### Estratto
Repubblica 16.11.16
Club Soros, i milionari per la resistenza a Donald
Il filantropo raduna i finanzieri liberal. il miliardario “verde” Steyer: “contro Trump spenderò tutto il necessario”
di Alberto Flores D’Arcais
NEW
YORK. Una riunione a porte chiuse, un “club dei milionari” progressisti
che si interroga sulla sconfitta più cocente e su come affrontare la
guerra (politica) a Donald Trump. Dietro le quinte a muovere le pedine è
George Soros, finanziere, miliardario, filantropo e irriducibile
liberal. È lui, con la sua Democracy Alliance (fondata nel 2004 nel
tentativo, fallito, di strappare con John Kerry la Casa Bianca a George
W. Bush) che in fretta e furia ha organizzato la “tre giorni” di
Washington, chiamando a raccolta — nel lussuoso hotel Mandarin Oriental —
i grandi finanzieri di area democratica per decidere strategia, tattica
(e soprattutto finanziamenti) della resistenza al nuovo presidente Usa.

### Dati forniti

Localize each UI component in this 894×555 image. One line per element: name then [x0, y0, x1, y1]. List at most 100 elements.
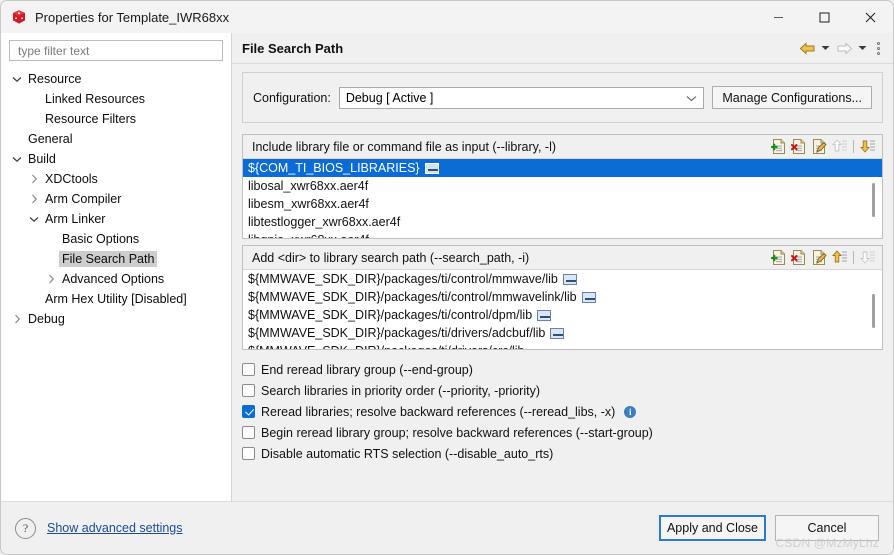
- sidebar-item-arm-linker[interactable]: Arm Linker: [1, 209, 231, 229]
- list-sections: Include library file or command file as …: [242, 134, 883, 350]
- sidebar-item-debug[interactable]: Debug: [1, 309, 231, 329]
- chevron-right-icon[interactable]: [26, 171, 42, 187]
- sidebar-item-xdctools[interactable]: XDCtools: [1, 169, 231, 189]
- chevron-right-icon[interactable]: [26, 191, 42, 207]
- checkbox-label: Begin reread library group; resolve back…: [261, 425, 653, 440]
- list-item-label: libtestlogger_xwr68xx.aer4f: [248, 215, 401, 229]
- add-item-icon[interactable]: [771, 249, 788, 266]
- list-item[interactable]: ${MMWAVE_SDK_DIR}/packages/ti/control/dp…: [243, 306, 882, 324]
- checkbox-label: End reread library group (--end-group): [261, 362, 473, 377]
- list-item-label: libosal_xwr68xx.aer4f: [248, 179, 369, 193]
- list-item[interactable]: ${MMWAVE_SDK_DIR}/packages/ti/control/mm…: [243, 288, 882, 306]
- list-item-label: libesm_xwr68xx.aer4f: [248, 197, 369, 211]
- list-item[interactable]: ${MMWAVE_SDK_DIR}/packages/ti/drivers/ad…: [243, 324, 882, 342]
- checkbox-1[interactable]: [242, 384, 255, 397]
- maximize-button[interactable]: [801, 1, 847, 33]
- sidebar-item-label: Resource: [28, 72, 82, 86]
- checkbox-3[interactable]: [242, 426, 255, 439]
- ccs-project-cube-icon: [11, 9, 27, 25]
- listbox-scrollbar[interactable]: [868, 270, 879, 349]
- chevron-down-icon[interactable]: [9, 151, 25, 167]
- chevron-right-icon[interactable]: [9, 311, 25, 327]
- checkbox-row[interactable]: End reread library group (--end-group): [242, 359, 883, 380]
- listbox-header: Add <dir> to library search path (--sear…: [243, 246, 882, 270]
- view-menu-icon[interactable]: [871, 38, 885, 58]
- minimize-button[interactable]: [755, 1, 801, 33]
- sidebar-item-resource-filters[interactable]: Resource Filters: [1, 109, 231, 129]
- page-nav-toolbar: [797, 38, 893, 58]
- list-item[interactable]: ${COM_TI_BIOS_LIBRARIES}: [243, 159, 882, 177]
- listbox-scrollbar[interactable]: [868, 159, 879, 238]
- configuration-label: Configuration:: [253, 90, 331, 105]
- add-item-icon[interactable]: [771, 138, 788, 155]
- back-dropdown-caret-icon[interactable]: [819, 38, 832, 58]
- search-path-listbox: Add <dir> to library search path (--sear…: [242, 245, 883, 350]
- checkbox-row[interactable]: Disable automatic RTS selection (--disab…: [242, 443, 883, 464]
- list-item[interactable]: libesm_xwr68xx.aer4f: [243, 195, 882, 213]
- show-advanced-settings-link[interactable]: Show advanced settings: [47, 521, 183, 535]
- close-button[interactable]: [847, 1, 893, 33]
- sidebar-item-resource[interactable]: Resource: [1, 69, 231, 89]
- apply-and-close-button[interactable]: Apply and Close: [658, 515, 766, 541]
- sidebar-item-general[interactable]: General: [1, 129, 231, 149]
- configuration-value: Debug [ Active ]: [345, 90, 434, 105]
- settings-tree: Resource Linked Resources Resource Filters…: [1, 67, 231, 329]
- list-item[interactable]: ${MMWAVE_SDK_DIR}/packages/ti/drivers/cr…: [243, 342, 882, 349]
- sidebar-item-linked-resources[interactable]: Linked Resources: [1, 89, 231, 109]
- forward-dropdown-caret-icon[interactable]: [856, 38, 869, 58]
- sidebar-item-arm-hex-utility-disabled[interactable]: Arm Hex Utility [Disabled]: [1, 289, 231, 309]
- move-down-icon[interactable]: [859, 138, 876, 155]
- list-item-label: ${MMWAVE_SDK_DIR}/packages/ti/control/dp…: [248, 308, 533, 322]
- filter-input[interactable]: [16, 42, 216, 59]
- cancel-button[interactable]: Cancel: [775, 515, 879, 541]
- sidebar-item-build[interactable]: Build: [1, 149, 231, 169]
- configuration-combo[interactable]: Debug [ Active ]: [338, 86, 705, 109]
- title-bar: Properties for Template_IWR68xx: [1, 1, 893, 34]
- chevron-down-icon[interactable]: [26, 211, 42, 227]
- checkbox-row[interactable]: Search libraries in priority order (--pr…: [242, 380, 883, 401]
- move-up-icon[interactable]: [831, 249, 848, 266]
- chevron-right-icon[interactable]: [43, 271, 59, 287]
- edit-item-icon[interactable]: [811, 249, 828, 266]
- checkbox-row[interactable]: Begin reread library group; resolve back…: [242, 422, 883, 443]
- list-item[interactable]: libosal_xwr68xx.aer4f: [243, 177, 882, 195]
- delete-item-icon[interactable]: [791, 138, 808, 155]
- list-item[interactable]: libtestlogger_xwr68xx.aer4f: [243, 213, 882, 231]
- chevron-down-icon[interactable]: [9, 71, 25, 87]
- checkbox-0[interactable]: [242, 363, 255, 376]
- question-mark-icon[interactable]: ?: [15, 517, 36, 539]
- sidebar-item-label: Arm Compiler: [45, 192, 122, 206]
- sidebar-item-label: File Search Path: [59, 251, 158, 267]
- toolbar-separator: [853, 251, 854, 264]
- variable-badge-icon: [562, 273, 577, 285]
- sidebar-item-label: Debug: [28, 312, 65, 326]
- checkbox-label: Disable automatic RTS selection (--disab…: [261, 446, 554, 461]
- checkbox-row[interactable]: Reread libraries; resolve backward refer…: [242, 401, 883, 422]
- delete-item-icon[interactable]: [791, 249, 808, 266]
- list-item[interactable]: ${MMWAVE_SDK_DIR}/packages/ti/control/mm…: [243, 270, 882, 288]
- checkbox-2[interactable]: [242, 405, 255, 418]
- edit-item-icon[interactable]: [811, 138, 828, 155]
- forward-arrow-icon[interactable]: [834, 38, 854, 58]
- sidebar-item-arm-compiler[interactable]: Arm Compiler: [1, 189, 231, 209]
- sidebar-item-basic-options[interactable]: Basic Options: [1, 229, 231, 249]
- list-item-label: ${MMWAVE_SDK_DIR}/packages/ti/control/mm…: [248, 290, 577, 304]
- listbox-header-label: Include library file or command file as …: [252, 139, 557, 154]
- sidebar-item-advanced-options[interactable]: Advanced Options: [1, 269, 231, 289]
- list-item[interactable]: libgpio_xwr68xx.aer4f: [243, 231, 882, 238]
- checkbox-4[interactable]: [242, 447, 255, 460]
- filter-box[interactable]: [9, 40, 223, 61]
- back-arrow-icon[interactable]: [797, 38, 817, 58]
- linker-options-checklist: End reread library group (--end-group) Se…: [242, 356, 883, 464]
- sidebar-item-label: XDCtools: [45, 172, 98, 186]
- page-content: Configuration: Debug [ Active ] Manage C…: [232, 64, 893, 464]
- dialog-body: Resource Linked Resources Resource Filters…: [1, 33, 893, 501]
- listbox-toolbar: [771, 249, 882, 266]
- manage-configurations-button[interactable]: Manage Configurations...: [712, 86, 872, 109]
- sidebar-item-file-search-path[interactable]: File Search Path: [1, 249, 231, 269]
- info-icon[interactable]: i: [624, 405, 637, 418]
- checkbox-label: Search libraries in priority order (--pr…: [261, 383, 540, 398]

### Compiti scritti
1. Stabilisci se le affermazioni (a), (b) e (c) concordano con l'estratto sulla riunione di Soros, rispondendo sì o no e citando le parole decisive del testo. (a) La Democracy Alliance è nata nel 2004. (b) La riunione si è tenuta a New York. (c) All'incontro poteva partecipare chiunque.
2. Prosegui l'estratto sulla riunione di Soros a partire dal punto in cui si interrompe.

### Soluzioni dell'esercizio
1.
(a) Sì: «fondata nel 2004».
(b) No: «la “tre giorni” di Washington».
(c) No: «Una riunione a porte chiuse».

2.
Tra questi, il miliardario e attivista per l’ambiente Tom Steyer (che
ha profuso 140 milioni di dollari contro il cambiamento climatico), che
ha detto di essere pronto a spendere tutto ciò che ci vorrà per
combattere l’agenda di Trump. Il programma del presidente eletto è «un
attacco terrificante alla nostra visione di un paese più giusto», dicono
a Democracy Alliance e il presidente Gara LaMarche è netto: «Non si
perde un’elezione che si doveva vincere senza commettere errori pesanti
nella strategia e nella tattica».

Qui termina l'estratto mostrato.